* BEGIN DATA FOR THE TASK *

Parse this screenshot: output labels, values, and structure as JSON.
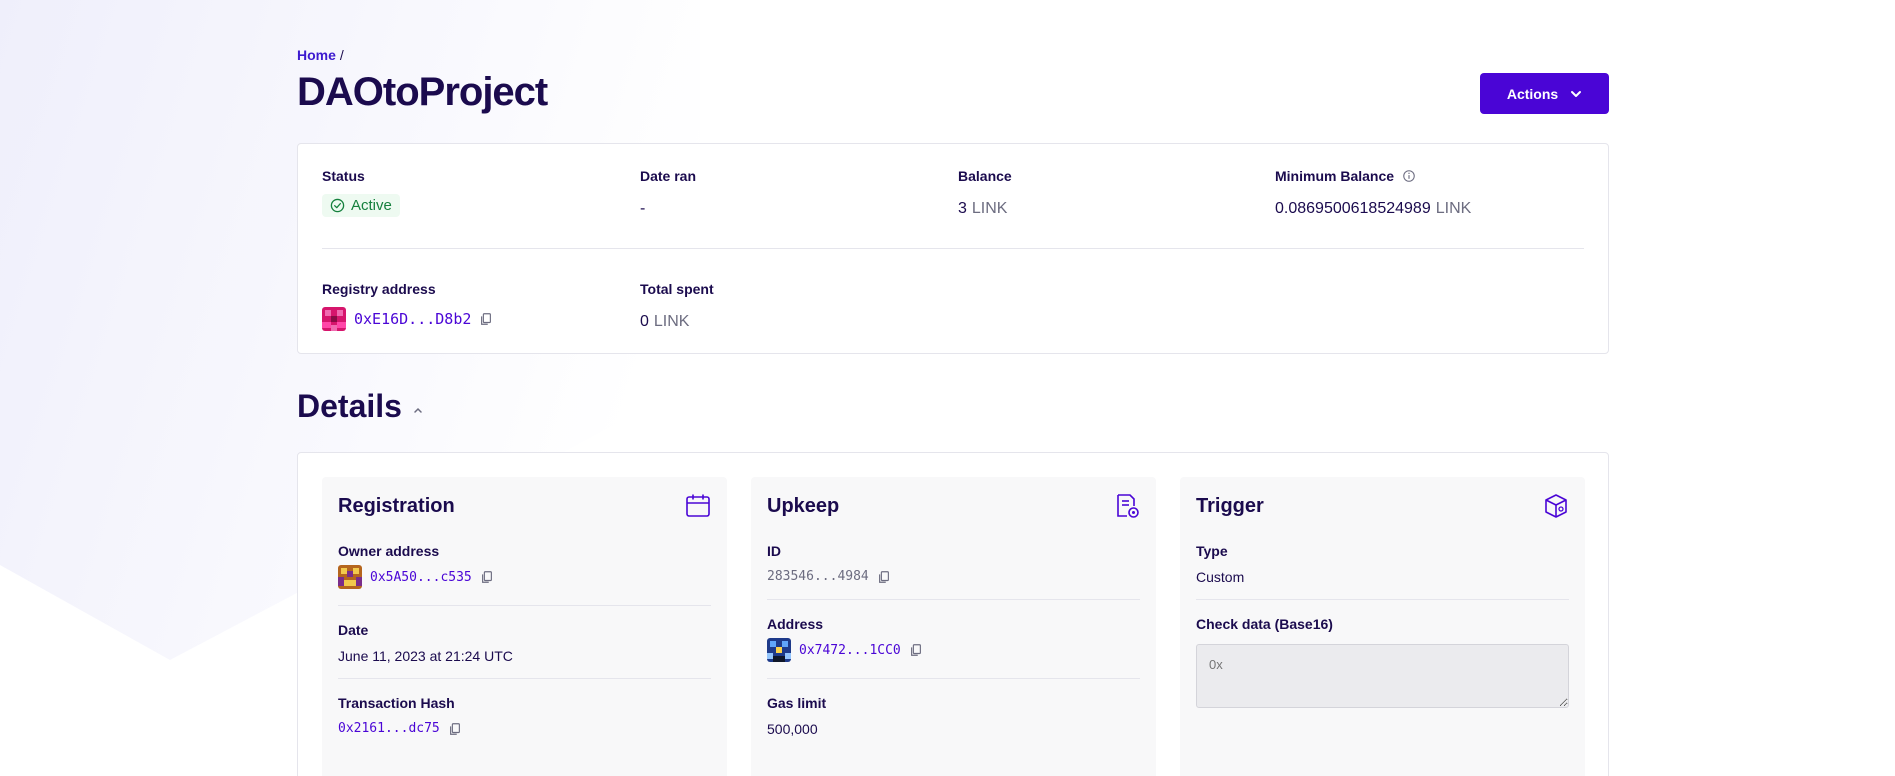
{
  "breadcrumb": {
    "home": "Home",
    "separator": "/"
  },
  "page": {
    "title": "DAOtoProject"
  },
  "actions": {
    "label": "Actions"
  },
  "summary": {
    "status": {
      "label": "Status",
      "value": "Active"
    },
    "date_ran": {
      "label": "Date ran",
      "value": "-"
    },
    "balance": {
      "label": "Balance",
      "value": "3",
      "unit": "LINK"
    },
    "minimum_balance": {
      "label": "Minimum Balance",
      "value": "0.0869500618524989",
      "unit": "LINK"
    },
    "registry_address": {
      "label": "Registry address",
      "value": "0xE16D...D8b2"
    },
    "total_spent": {
      "label": "Total spent",
      "value": "0",
      "unit": "LINK"
    }
  },
  "details": {
    "heading": "Details",
    "registration": {
      "title": "Registration",
      "owner_label": "Owner address",
      "owner_value": "0x5A50...c535",
      "date_label": "Date",
      "date_value": "June 11, 2023 at 21:24 UTC",
      "tx_label": "Transaction Hash",
      "tx_value": "0x2161...dc75"
    },
    "upkeep": {
      "title": "Upkeep",
      "id_label": "ID",
      "id_value": "283546...4984",
      "address_label": "Address",
      "address_value": "0x7472...1CC0",
      "gas_label": "Gas limit",
      "gas_value": "500,000"
    },
    "trigger": {
      "title": "Trigger",
      "type_label": "Type",
      "type_value": "Custom",
      "checkdata_label": "Check data (Base16)",
      "checkdata_placeholder": "0x"
    }
  },
  "colors": {
    "accent": "#4a05d6",
    "text": "#1b0b4e",
    "active": "#15803d"
  },
  "icons": {
    "actions": "chevron-down-icon",
    "status": "check-circle-icon",
    "minimum_balance": "info-icon",
    "copy": "copy-icon",
    "details_toggle": "chevron-up-icon",
    "registration": "calendar-icon",
    "upkeep": "document-gear-icon",
    "trigger": "cube-icon"
  }
}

* END DATA FOR THE TASK *

WRITTEN INSTRUCTION ▸
Look through the listing above. Pick out each line with "chevron" and copy it.

SOLUTION TO THE EXERCISE ▸
    "actions": "chevron-down-icon",
    "details_toggle": "chevron-up-icon",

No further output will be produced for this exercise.